* Task prompt
Each line below should be retyped exactly, with no pictures.

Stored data
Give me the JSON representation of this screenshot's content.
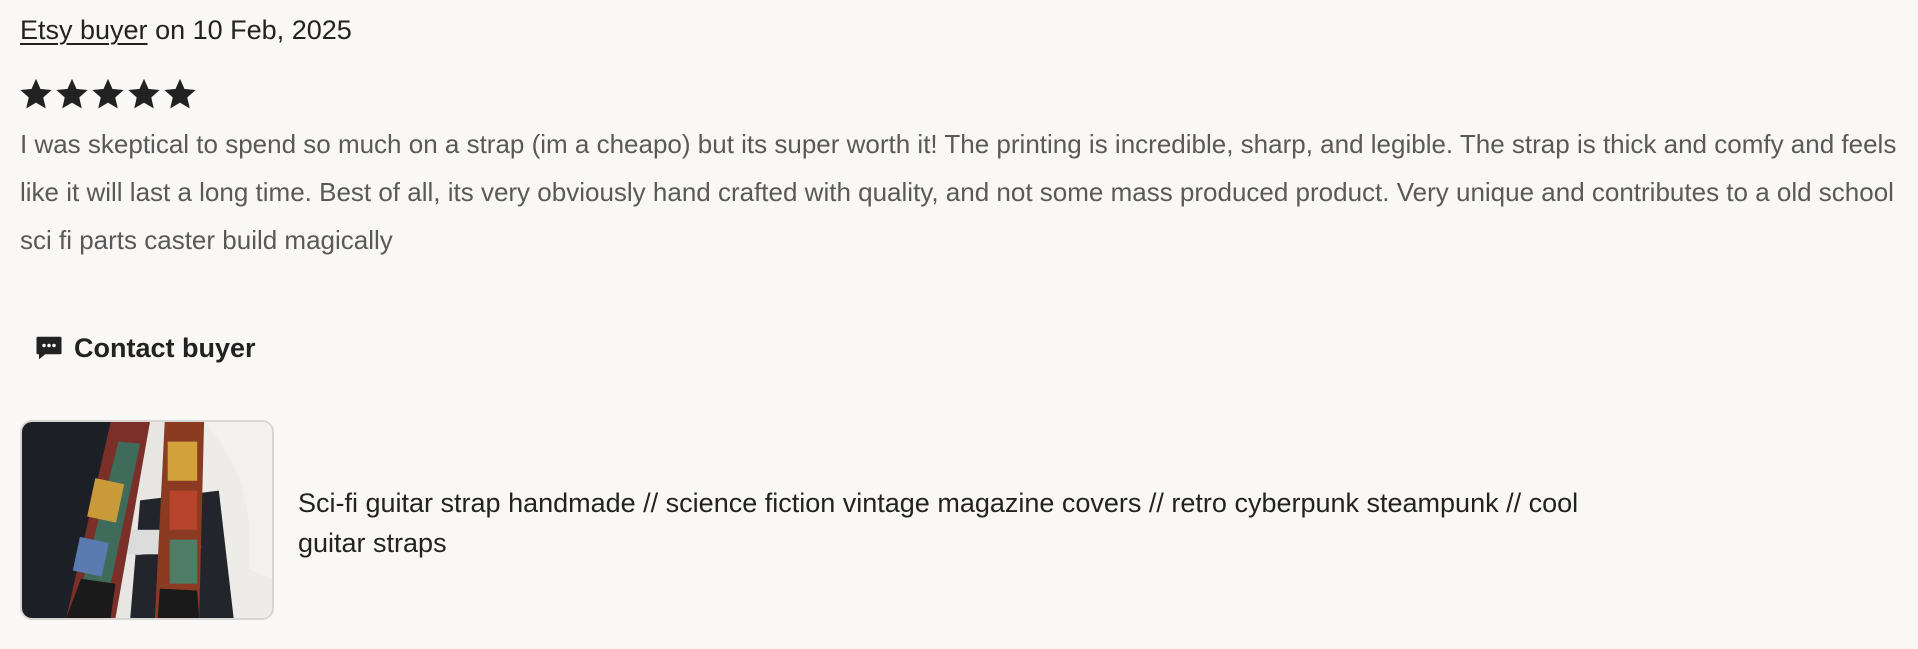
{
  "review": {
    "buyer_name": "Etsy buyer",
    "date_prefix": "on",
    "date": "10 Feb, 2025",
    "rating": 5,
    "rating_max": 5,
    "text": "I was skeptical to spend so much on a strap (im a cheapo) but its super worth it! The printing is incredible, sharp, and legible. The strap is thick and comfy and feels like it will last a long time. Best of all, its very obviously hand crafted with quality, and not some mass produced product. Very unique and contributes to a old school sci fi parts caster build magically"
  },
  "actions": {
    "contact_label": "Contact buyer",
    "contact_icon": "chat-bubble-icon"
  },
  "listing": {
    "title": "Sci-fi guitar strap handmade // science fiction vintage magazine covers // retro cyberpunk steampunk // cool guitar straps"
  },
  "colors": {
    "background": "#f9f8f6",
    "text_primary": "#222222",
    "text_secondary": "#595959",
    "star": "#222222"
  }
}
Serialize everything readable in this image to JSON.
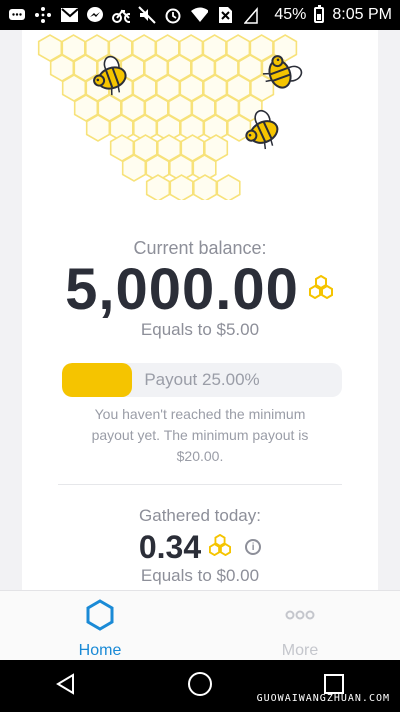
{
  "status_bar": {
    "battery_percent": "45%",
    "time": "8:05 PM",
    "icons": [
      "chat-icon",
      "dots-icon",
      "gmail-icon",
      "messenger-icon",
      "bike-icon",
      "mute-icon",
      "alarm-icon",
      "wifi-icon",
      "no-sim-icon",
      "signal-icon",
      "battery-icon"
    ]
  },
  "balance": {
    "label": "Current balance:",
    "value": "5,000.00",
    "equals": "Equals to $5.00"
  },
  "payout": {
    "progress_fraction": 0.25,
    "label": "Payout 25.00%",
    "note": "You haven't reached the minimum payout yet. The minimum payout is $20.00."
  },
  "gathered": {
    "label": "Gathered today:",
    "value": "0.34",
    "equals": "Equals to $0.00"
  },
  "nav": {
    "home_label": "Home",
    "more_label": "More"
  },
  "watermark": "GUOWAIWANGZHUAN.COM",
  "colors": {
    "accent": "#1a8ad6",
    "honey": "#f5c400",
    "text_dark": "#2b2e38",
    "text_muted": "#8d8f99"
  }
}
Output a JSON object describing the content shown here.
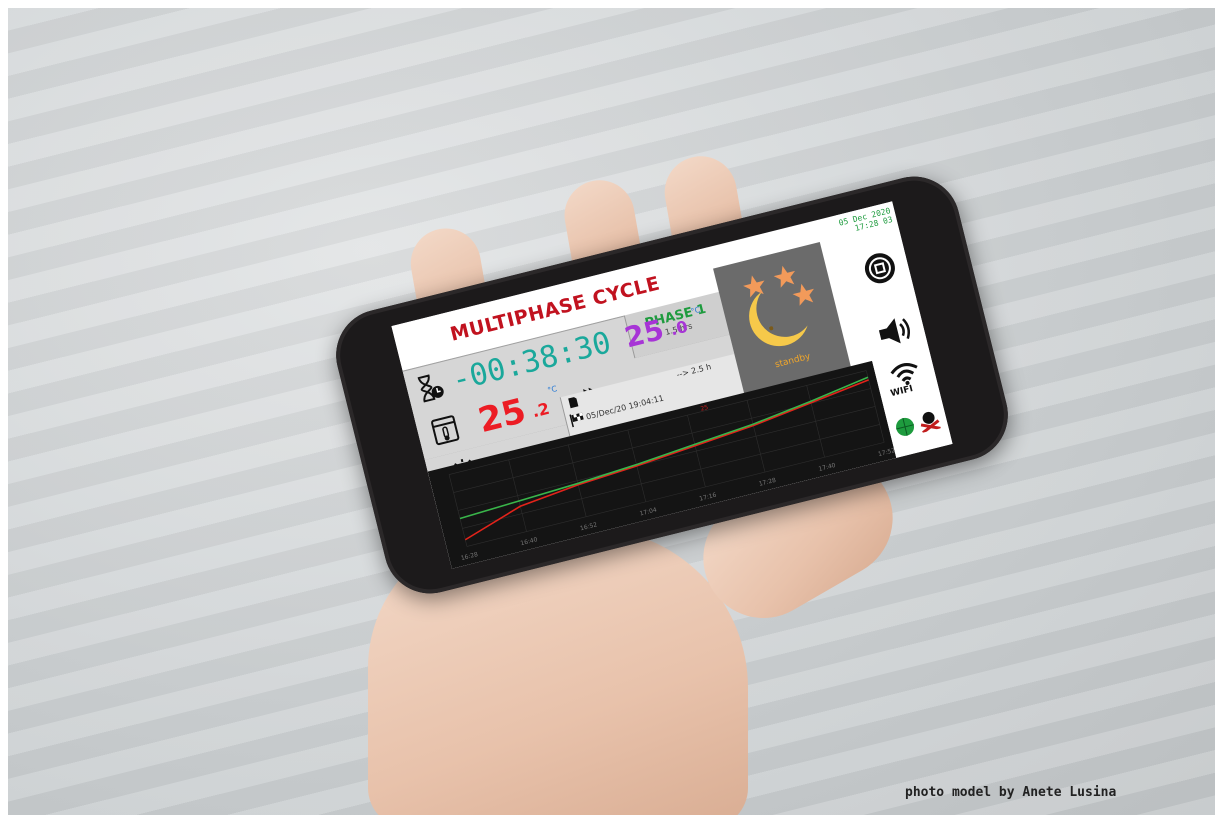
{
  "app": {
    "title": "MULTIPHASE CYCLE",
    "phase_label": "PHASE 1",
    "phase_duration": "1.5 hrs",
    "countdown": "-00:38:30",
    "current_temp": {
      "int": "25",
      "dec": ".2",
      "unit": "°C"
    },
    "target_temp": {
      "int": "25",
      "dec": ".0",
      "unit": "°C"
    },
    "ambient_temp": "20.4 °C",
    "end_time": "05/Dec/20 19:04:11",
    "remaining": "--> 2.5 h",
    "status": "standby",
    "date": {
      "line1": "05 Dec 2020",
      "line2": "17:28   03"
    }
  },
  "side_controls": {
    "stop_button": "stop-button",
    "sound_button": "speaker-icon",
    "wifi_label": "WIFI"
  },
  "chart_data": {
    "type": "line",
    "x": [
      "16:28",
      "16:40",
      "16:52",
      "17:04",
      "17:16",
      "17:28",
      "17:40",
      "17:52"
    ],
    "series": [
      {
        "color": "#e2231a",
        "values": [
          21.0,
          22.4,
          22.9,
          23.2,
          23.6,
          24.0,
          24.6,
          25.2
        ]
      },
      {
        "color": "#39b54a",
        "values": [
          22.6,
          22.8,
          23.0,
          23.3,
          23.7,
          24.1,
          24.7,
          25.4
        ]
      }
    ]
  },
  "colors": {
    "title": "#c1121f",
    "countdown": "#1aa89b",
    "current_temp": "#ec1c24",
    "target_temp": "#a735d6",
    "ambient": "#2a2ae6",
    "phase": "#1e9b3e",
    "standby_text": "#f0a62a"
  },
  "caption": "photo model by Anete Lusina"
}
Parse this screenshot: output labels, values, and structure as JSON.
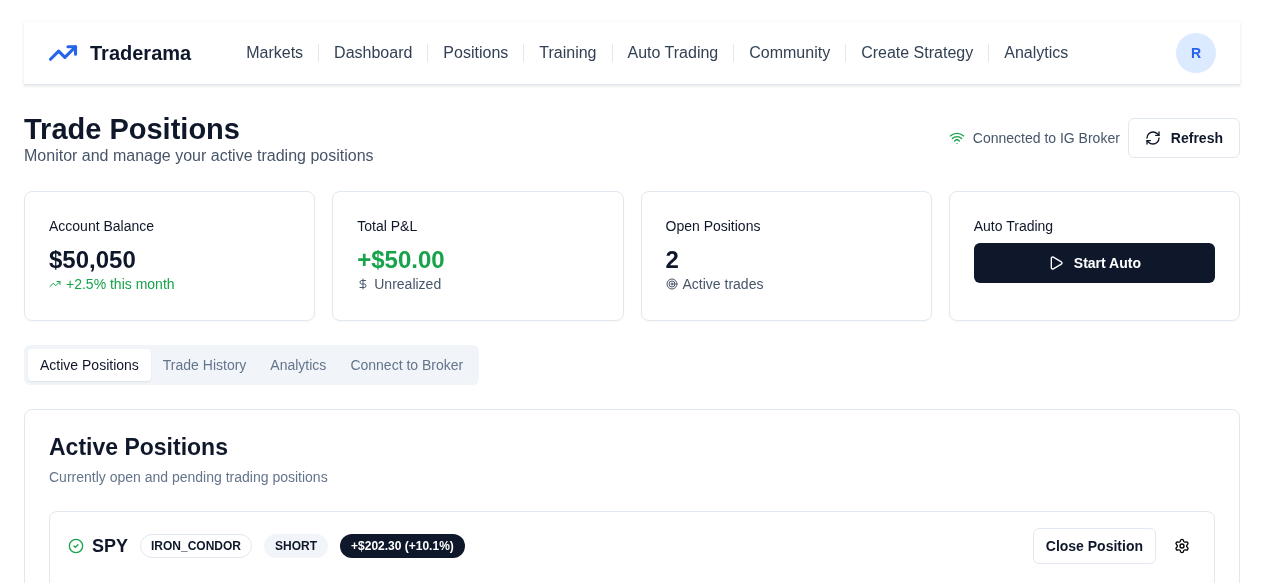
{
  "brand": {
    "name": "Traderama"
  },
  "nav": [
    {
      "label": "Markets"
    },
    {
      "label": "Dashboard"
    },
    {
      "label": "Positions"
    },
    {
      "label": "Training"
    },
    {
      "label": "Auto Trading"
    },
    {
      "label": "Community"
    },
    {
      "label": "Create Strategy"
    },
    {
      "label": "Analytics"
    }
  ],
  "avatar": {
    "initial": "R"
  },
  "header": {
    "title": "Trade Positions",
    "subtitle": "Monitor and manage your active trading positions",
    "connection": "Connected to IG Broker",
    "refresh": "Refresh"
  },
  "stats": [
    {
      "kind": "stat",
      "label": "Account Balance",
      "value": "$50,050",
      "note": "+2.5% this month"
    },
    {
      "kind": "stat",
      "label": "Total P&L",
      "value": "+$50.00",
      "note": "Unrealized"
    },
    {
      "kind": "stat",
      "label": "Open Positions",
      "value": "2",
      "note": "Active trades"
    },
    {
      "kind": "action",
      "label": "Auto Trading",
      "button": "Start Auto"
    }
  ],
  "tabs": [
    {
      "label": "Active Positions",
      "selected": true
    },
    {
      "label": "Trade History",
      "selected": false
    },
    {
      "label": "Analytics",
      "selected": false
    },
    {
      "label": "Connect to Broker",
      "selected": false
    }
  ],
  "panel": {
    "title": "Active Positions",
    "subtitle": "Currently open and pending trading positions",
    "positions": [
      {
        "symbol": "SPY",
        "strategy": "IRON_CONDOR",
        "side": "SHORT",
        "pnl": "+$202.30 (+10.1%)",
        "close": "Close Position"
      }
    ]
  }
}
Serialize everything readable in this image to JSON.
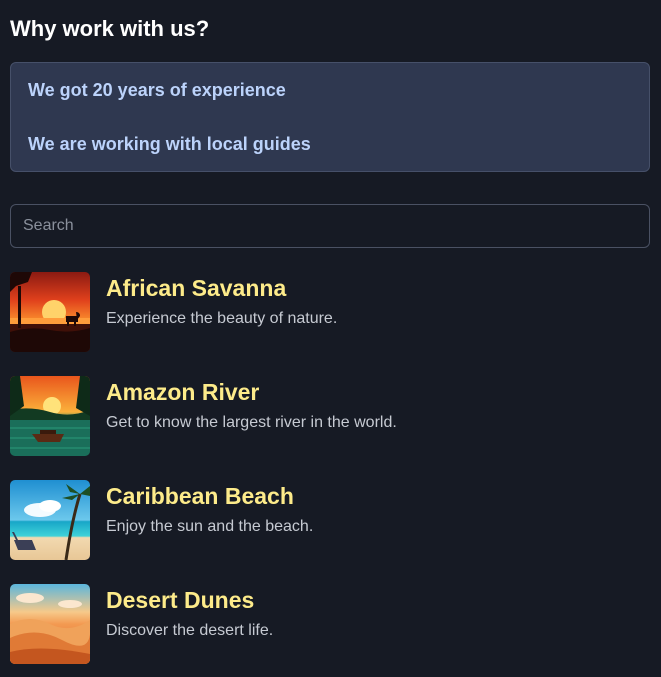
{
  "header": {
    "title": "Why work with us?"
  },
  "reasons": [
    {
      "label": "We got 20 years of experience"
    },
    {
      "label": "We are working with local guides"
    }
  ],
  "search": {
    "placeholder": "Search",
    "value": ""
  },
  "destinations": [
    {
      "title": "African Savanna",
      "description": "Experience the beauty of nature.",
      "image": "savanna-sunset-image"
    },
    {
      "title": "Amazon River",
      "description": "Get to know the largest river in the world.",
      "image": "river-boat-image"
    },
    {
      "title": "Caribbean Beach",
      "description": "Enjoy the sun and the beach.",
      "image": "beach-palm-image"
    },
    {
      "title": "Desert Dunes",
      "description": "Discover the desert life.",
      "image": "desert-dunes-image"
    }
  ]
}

* Written response
Give me the JSON representation of this screenshot's content.
{
  "review": {
    "buyer_name": "Etsy buyer",
    "date_prefix": "on",
    "date": "10 Feb, 2025",
    "rating": 5,
    "rating_max": 5,
    "text": "I was skeptical to spend so much on a strap (im a cheapo) but its super worth it! The printing is incredible, sharp, and legible. The strap is thick and comfy and feels like it will last a long time. Best of all, its very obviously hand crafted with quality, and not some mass produced product. Very unique and contributes to a old school sci fi parts caster build magically"
  },
  "actions": {
    "contact_label": "Contact buyer",
    "contact_icon": "chat-bubble-icon"
  },
  "listing": {
    "title": "Sci-fi guitar strap handmade // science fiction vintage magazine covers // retro cyberpunk steampunk // cool guitar straps"
  },
  "colors": {
    "background": "#f9f8f6",
    "text_primary": "#222222",
    "text_secondary": "#595959",
    "star": "#222222"
  }
}
Serialize everything readable in this image to JSON.
{
  "status_bar": {
    "battery_percent": "45%",
    "time": "8:05 PM",
    "icons": [
      "chat-icon",
      "dots-icon",
      "gmail-icon",
      "messenger-icon",
      "bike-icon",
      "mute-icon",
      "alarm-icon",
      "wifi-icon",
      "no-sim-icon",
      "signal-icon",
      "battery-icon"
    ]
  },
  "balance": {
    "label": "Current balance:",
    "value": "5,000.00",
    "equals": "Equals to $5.00"
  },
  "payout": {
    "progress_fraction": 0.25,
    "label": "Payout 25.00%",
    "note": "You haven't reached the minimum payout yet. The minimum payout is $20.00."
  },
  "gathered": {
    "label": "Gathered today:",
    "value": "0.34",
    "equals": "Equals to $0.00"
  },
  "nav": {
    "home_label": "Home",
    "more_label": "More"
  },
  "watermark": "GUOWAIWANGZHUAN.COM",
  "colors": {
    "accent": "#1a8ad6",
    "honey": "#f5c400",
    "text_dark": "#2b2e38",
    "text_muted": "#8d8f99"
  }
}
Output a JSON object describing the content shown here.
{
  "app": {
    "title": "MULTIPHASE CYCLE",
    "phase_label": "PHASE 1",
    "phase_duration": "1.5 hrs",
    "countdown": "-00:38:30",
    "current_temp": {
      "int": "25",
      "dec": ".2",
      "unit": "°C"
    },
    "target_temp": {
      "int": "25",
      "dec": ".0",
      "unit": "°C"
    },
    "ambient_temp": "20.4 °C",
    "end_time": "05/Dec/20 19:04:11",
    "remaining": "--> 2.5 h",
    "status": "standby",
    "date": {
      "line1": "05 Dec 2020",
      "line2": "17:28   03"
    }
  },
  "side_controls": {
    "stop_button": "stop-button",
    "sound_button": "speaker-icon",
    "wifi_label": "WIFI"
  },
  "chart_data": {
    "type": "line",
    "x": [
      "16:28",
      "16:40",
      "16:52",
      "17:04",
      "17:16",
      "17:28",
      "17:40",
      "17:52"
    ],
    "series": [
      {
        "color": "#e2231a",
        "values": [
          21.0,
          22.4,
          22.9,
          23.2,
          23.6,
          24.0,
          24.6,
          25.2
        ]
      },
      {
        "color": "#39b54a",
        "values": [
          22.6,
          22.8,
          23.0,
          23.3,
          23.7,
          24.1,
          24.7,
          25.4
        ]
      }
    ]
  },
  "colors": {
    "title": "#c1121f",
    "countdown": "#1aa89b",
    "current_temp": "#ec1c24",
    "target_temp": "#a735d6",
    "ambient": "#2a2ae6",
    "phase": "#1e9b3e",
    "standby_text": "#f0a62a"
  },
  "caption": "photo model by Anete Lusina"
}
Parse this screenshot: output labels, values, and structure as JSON.
{
  "brand": {
    "name": "Traderama"
  },
  "nav": [
    {
      "label": "Markets"
    },
    {
      "label": "Dashboard"
    },
    {
      "label": "Positions"
    },
    {
      "label": "Training"
    },
    {
      "label": "Auto Trading"
    },
    {
      "label": "Community"
    },
    {
      "label": "Create Strategy"
    },
    {
      "label": "Analytics"
    }
  ],
  "avatar": {
    "initial": "R"
  },
  "header": {
    "title": "Trade Positions",
    "subtitle": "Monitor and manage your active trading positions",
    "connection": "Connected to IG Broker",
    "refresh": "Refresh"
  },
  "stats": [
    {
      "kind": "stat",
      "label": "Account Balance",
      "value": "$50,050",
      "note": "+2.5% this month"
    },
    {
      "kind": "stat",
      "label": "Total P&L",
      "value": "+$50.00",
      "note": "Unrealized"
    },
    {
      "kind": "stat",
      "label": "Open Positions",
      "value": "2",
      "note": "Active trades"
    },
    {
      "kind": "action",
      "label": "Auto Trading",
      "button": "Start Auto"
    }
  ],
  "tabs": [
    {
      "label": "Active Positions",
      "selected": true
    },
    {
      "label": "Trade History",
      "selected": false
    },
    {
      "label": "Analytics",
      "selected": false
    },
    {
      "label": "Connect to Broker",
      "selected": false
    }
  ],
  "panel": {
    "title": "Active Positions",
    "subtitle": "Currently open and pending trading positions",
    "positions": [
      {
        "symbol": "SPY",
        "strategy": "IRON_CONDOR",
        "side": "SHORT",
        "pnl": "+$202.30 (+10.1%)",
        "close": "Close Position"
      }
    ]
  }
}
Serialize everything readable in this image to JSON.
{
  "header": {
    "title": "Why work with us?"
  },
  "reasons": [
    {
      "label": "We got 20 years of experience"
    },
    {
      "label": "We are working with local guides"
    }
  ],
  "search": {
    "placeholder": "Search",
    "value": ""
  },
  "destinations": [
    {
      "title": "African Savanna",
      "description": "Experience the beauty of nature.",
      "image": "savanna-sunset-image"
    },
    {
      "title": "Amazon River",
      "description": "Get to know the largest river in the world.",
      "image": "river-boat-image"
    },
    {
      "title": "Caribbean Beach",
      "description": "Enjoy the sun and the beach.",
      "image": "beach-palm-image"
    },
    {
      "title": "Desert Dunes",
      "description": "Discover the desert life.",
      "image": "desert-dunes-image"
    }
  ]
}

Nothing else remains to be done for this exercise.